[Entries with figure data]
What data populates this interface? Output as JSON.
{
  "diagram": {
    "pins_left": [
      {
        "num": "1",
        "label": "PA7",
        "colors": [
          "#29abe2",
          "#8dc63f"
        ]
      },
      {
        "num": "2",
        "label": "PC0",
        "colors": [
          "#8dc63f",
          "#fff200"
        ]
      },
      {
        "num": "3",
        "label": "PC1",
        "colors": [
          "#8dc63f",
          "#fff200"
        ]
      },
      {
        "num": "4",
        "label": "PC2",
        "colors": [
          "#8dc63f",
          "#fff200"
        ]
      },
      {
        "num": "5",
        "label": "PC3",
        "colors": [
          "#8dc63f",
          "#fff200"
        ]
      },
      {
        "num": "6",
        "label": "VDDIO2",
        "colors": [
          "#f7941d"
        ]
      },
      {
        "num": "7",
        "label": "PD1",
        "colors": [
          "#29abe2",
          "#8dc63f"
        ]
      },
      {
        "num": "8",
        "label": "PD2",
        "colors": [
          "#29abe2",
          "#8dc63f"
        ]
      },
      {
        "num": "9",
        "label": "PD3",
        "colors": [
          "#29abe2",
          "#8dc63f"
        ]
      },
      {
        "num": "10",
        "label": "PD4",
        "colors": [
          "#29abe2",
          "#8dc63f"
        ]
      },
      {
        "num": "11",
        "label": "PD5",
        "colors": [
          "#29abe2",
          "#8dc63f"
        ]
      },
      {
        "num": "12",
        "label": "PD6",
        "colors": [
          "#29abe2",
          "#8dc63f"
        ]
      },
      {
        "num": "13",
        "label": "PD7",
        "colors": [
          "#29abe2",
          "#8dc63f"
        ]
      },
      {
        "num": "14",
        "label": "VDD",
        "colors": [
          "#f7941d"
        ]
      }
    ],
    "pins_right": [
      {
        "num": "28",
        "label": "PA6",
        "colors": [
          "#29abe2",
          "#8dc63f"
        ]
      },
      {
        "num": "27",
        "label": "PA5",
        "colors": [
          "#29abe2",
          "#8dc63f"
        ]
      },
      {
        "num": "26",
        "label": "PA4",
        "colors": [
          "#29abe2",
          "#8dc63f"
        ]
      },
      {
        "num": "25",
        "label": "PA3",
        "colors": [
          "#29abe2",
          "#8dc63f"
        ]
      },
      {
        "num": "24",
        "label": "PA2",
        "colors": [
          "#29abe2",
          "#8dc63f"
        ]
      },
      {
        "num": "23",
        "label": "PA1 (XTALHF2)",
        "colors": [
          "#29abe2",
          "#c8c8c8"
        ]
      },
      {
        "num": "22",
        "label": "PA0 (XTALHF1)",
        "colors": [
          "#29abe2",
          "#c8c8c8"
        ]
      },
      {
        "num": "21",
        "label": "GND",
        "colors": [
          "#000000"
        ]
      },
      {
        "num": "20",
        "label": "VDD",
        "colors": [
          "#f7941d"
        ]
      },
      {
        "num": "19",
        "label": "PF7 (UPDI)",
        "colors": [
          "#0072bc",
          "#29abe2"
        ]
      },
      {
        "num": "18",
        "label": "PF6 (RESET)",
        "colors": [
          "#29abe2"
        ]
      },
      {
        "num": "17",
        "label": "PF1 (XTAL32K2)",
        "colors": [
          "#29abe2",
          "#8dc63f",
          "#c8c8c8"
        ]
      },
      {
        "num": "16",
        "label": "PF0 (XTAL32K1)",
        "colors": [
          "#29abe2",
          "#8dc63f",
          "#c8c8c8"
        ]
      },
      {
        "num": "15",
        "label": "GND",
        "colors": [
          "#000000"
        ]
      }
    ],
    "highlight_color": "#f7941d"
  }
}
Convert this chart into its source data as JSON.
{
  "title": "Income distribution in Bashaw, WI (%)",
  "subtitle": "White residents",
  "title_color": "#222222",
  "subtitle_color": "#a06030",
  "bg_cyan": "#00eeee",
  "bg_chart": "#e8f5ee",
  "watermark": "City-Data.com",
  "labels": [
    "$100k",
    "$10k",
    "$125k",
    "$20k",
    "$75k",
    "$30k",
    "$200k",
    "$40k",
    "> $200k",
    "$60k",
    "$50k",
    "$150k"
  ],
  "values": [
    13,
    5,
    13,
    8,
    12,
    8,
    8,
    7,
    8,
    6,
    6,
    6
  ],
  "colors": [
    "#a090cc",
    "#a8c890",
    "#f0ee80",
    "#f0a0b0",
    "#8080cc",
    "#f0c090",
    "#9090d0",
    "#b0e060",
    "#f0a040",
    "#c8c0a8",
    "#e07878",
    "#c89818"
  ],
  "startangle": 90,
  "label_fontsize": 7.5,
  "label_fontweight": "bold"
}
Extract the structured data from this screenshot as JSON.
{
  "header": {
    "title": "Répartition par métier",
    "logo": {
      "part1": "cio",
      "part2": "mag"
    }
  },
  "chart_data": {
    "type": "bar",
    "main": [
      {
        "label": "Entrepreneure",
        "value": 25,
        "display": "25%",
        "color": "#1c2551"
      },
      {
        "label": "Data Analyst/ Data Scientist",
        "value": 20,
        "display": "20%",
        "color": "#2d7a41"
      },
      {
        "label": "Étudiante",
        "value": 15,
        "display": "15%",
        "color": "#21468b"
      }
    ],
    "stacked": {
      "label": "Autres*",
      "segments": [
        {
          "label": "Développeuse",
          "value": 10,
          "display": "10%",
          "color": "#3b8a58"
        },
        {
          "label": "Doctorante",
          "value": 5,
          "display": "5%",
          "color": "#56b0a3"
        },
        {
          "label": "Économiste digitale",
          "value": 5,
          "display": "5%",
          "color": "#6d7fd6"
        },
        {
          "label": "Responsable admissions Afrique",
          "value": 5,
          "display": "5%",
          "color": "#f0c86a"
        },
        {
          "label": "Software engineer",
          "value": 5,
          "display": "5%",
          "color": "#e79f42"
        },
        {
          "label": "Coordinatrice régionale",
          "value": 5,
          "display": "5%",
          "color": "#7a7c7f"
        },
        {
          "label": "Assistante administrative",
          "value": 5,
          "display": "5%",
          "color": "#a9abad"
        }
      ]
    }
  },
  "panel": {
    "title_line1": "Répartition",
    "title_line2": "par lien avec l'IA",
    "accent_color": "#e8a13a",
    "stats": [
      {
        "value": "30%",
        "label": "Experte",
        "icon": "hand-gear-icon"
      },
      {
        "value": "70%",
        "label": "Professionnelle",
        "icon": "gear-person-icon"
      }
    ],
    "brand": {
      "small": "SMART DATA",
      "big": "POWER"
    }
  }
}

* THE PROBLEM
Send back every record, precisely as written.

* OUTPUT FOR THIS TASK
What data populates this interface? Output as JSON.
{
  "diagram": {
    "pins_left": [
      {
        "num": "1",
        "label": "PA7",
        "colors": [
          "#29abe2",
          "#8dc63f"
        ]
      },
      {
        "num": "2",
        "label": "PC0",
        "colors": [
          "#8dc63f",
          "#fff200"
        ]
      },
      {
        "num": "3",
        "label": "PC1",
        "colors": [
          "#8dc63f",
          "#fff200"
        ]
      },
      {
        "num": "4",
        "label": "PC2",
        "colors": [
          "#8dc63f",
          "#fff200"
        ]
      },
      {
        "num": "5",
        "label": "PC3",
        "colors": [
          "#8dc63f",
          "#fff200"
        ]
      },
      {
        "num": "6",
        "label": "VDDIO2",
        "colors": [
          "#f7941d"
        ]
      },
      {
        "num": "7",
        "label": "PD1",
        "colors": [
          "#29abe2",
          "#8dc63f"
        ]
      },
      {
        "num": "8",
        "label": "PD2",
        "colors": [
          "#29abe2",
          "#8dc63f"
        ]
      },
      {
        "num": "9",
        "label": "PD3",
        "colors": [
          "#29abe2",
          "#8dc63f"
        ]
      },
      {
        "num": "10",
        "label": "PD4",
        "colors": [
          "#29abe2",
          "#8dc63f"
        ]
      },
      {
        "num": "11",
        "label": "PD5",
        "colors": [
          "#29abe2",
          "#8dc63f"
        ]
      },
      {
        "num": "12",
        "label": "PD6",
        "colors": [
          "#29abe2",
          "#8dc63f"
        ]
      },
      {
        "num": "13",
        "label": "PD7",
        "colors": [
          "#29abe2",
          "#8dc63f"
        ]
      },
      {
        "num": "14",
        "label": "VDD",
        "colors": [
          "#f7941d"
        ]
      }
    ],
    "pins_right": [
      {
        "num": "28",
        "label": "PA6",
        "colors": [
          "#29abe2",
          "#8dc63f"
        ]
      },
      {
        "num": "27",
        "label": "PA5",
        "colors": [
          "#29abe2",
          "#8dc63f"
        ]
      },
      {
        "num": "26",
        "label": "PA4",
        "colors": [
          "#29abe2",
          "#8dc63f"
        ]
      },
      {
        "num": "25",
        "label": "PA3",
        "colors": [
          "#29abe2",
          "#8dc63f"
        ]
      },
      {
        "num": "24",
        "label": "PA2",
        "colors": [
          "#29abe2",
          "#8dc63f"
        ]
      },
      {
        "num": "23",
        "label": "PA1 (XTALHF2)",
        "colors": [
          "#29abe2",
          "#c8c8c8"
        ]
      },
      {
        "num": "22",
        "label": "PA0 (XTALHF1)",
        "colors": [
          "#29abe2",
          "#c8c8c8"
        ]
      },
      {
        "num": "21",
        "label": "GND",
        "colors": [
          "#000000"
        ]
      },
      {
        "num": "20",
        "label": "VDD",
        "colors": [
          "#f7941d"
        ]
      },
      {
        "num": "19",
        "label": "PF7 (UPDI)",
        "colors": [
          "#0072bc",
          "#29abe2"
        ]
      },
      {
        "num": "18",
        "label": "PF6 (RESET)",
        "colors": [
          "#29abe2"
        ]
      },
      {
        "num": "17",
        "label": "PF1 (XTAL32K2)",
        "colors": [
          "#29abe2",
          "#8dc63f",
          "#c8c8c8"
        ]
      },
      {
        "num": "16",
        "label": "PF0 (XTAL32K1)",
        "colors": [
          "#29abe2",
          "#8dc63f",
          "#c8c8c8"
        ]
      },
      {
        "num": "15",
        "label": "GND",
        "colors": [
          "#000000"
        ]
      }
    ],
    "highlight_color": "#f7941d"
  }
}
Convert this chart into its source data as JSON.
{
  "title": "Income distribution in Bashaw, WI (%)",
  "subtitle": "White residents",
  "title_color": "#222222",
  "subtitle_color": "#a06030",
  "bg_cyan": "#00eeee",
  "bg_chart": "#e8f5ee",
  "watermark": "City-Data.com",
  "labels": [
    "$100k",
    "$10k",
    "$125k",
    "$20k",
    "$75k",
    "$30k",
    "$200k",
    "$40k",
    "> $200k",
    "$60k",
    "$50k",
    "$150k"
  ],
  "values": [
    13,
    5,
    13,
    8,
    12,
    8,
    8,
    7,
    8,
    6,
    6,
    6
  ],
  "colors": [
    "#a090cc",
    "#a8c890",
    "#f0ee80",
    "#f0a0b0",
    "#8080cc",
    "#f0c090",
    "#9090d0",
    "#b0e060",
    "#f0a040",
    "#c8c0a8",
    "#e07878",
    "#c89818"
  ],
  "startangle": 90,
  "label_fontsize": 7.5,
  "label_fontweight": "bold"
}
Extract the structured data from this screenshot as JSON.
{
  "header": {
    "title": "Répartition par métier",
    "logo": {
      "part1": "cio",
      "part2": "mag"
    }
  },
  "chart_data": {
    "type": "bar",
    "main": [
      {
        "label": "Entrepreneure",
        "value": 25,
        "display": "25%",
        "color": "#1c2551"
      },
      {
        "label": "Data Analyst/ Data Scientist",
        "value": 20,
        "display": "20%",
        "color": "#2d7a41"
      },
      {
        "label": "Étudiante",
        "value": 15,
        "display": "15%",
        "color": "#21468b"
      }
    ],
    "stacked": {
      "label": "Autres*",
      "segments": [
        {
          "label": "Développeuse",
          "value": 10,
          "display": "10%",
          "color": "#3b8a58"
        },
        {
          "label": "Doctorante",
          "value": 5,
          "display": "5%",
          "color": "#56b0a3"
        },
        {
          "label": "Économiste digitale",
          "value": 5,
          "display": "5%",
          "color": "#6d7fd6"
        },
        {
          "label": "Responsable admissions Afrique",
          "value": 5,
          "display": "5%",
          "color": "#f0c86a"
        },
        {
          "label": "Software engineer",
          "value": 5,
          "display": "5%",
          "color": "#e79f42"
        },
        {
          "label": "Coordinatrice régionale",
          "value": 5,
          "display": "5%",
          "color": "#7a7c7f"
        },
        {
          "label": "Assistante administrative",
          "value": 5,
          "display": "5%",
          "color": "#a9abad"
        }
      ]
    }
  },
  "panel": {
    "title_line1": "Répartition",
    "title_line2": "par lien avec l'IA",
    "accent_color": "#e8a13a",
    "stats": [
      {
        "value": "30%",
        "label": "Experte",
        "icon": "hand-gear-icon"
      },
      {
        "value": "70%",
        "label": "Professionnelle",
        "icon": "gear-person-icon"
      }
    ],
    "brand": {
      "small": "SMART DATA",
      "big": "POWER"
    }
  }
}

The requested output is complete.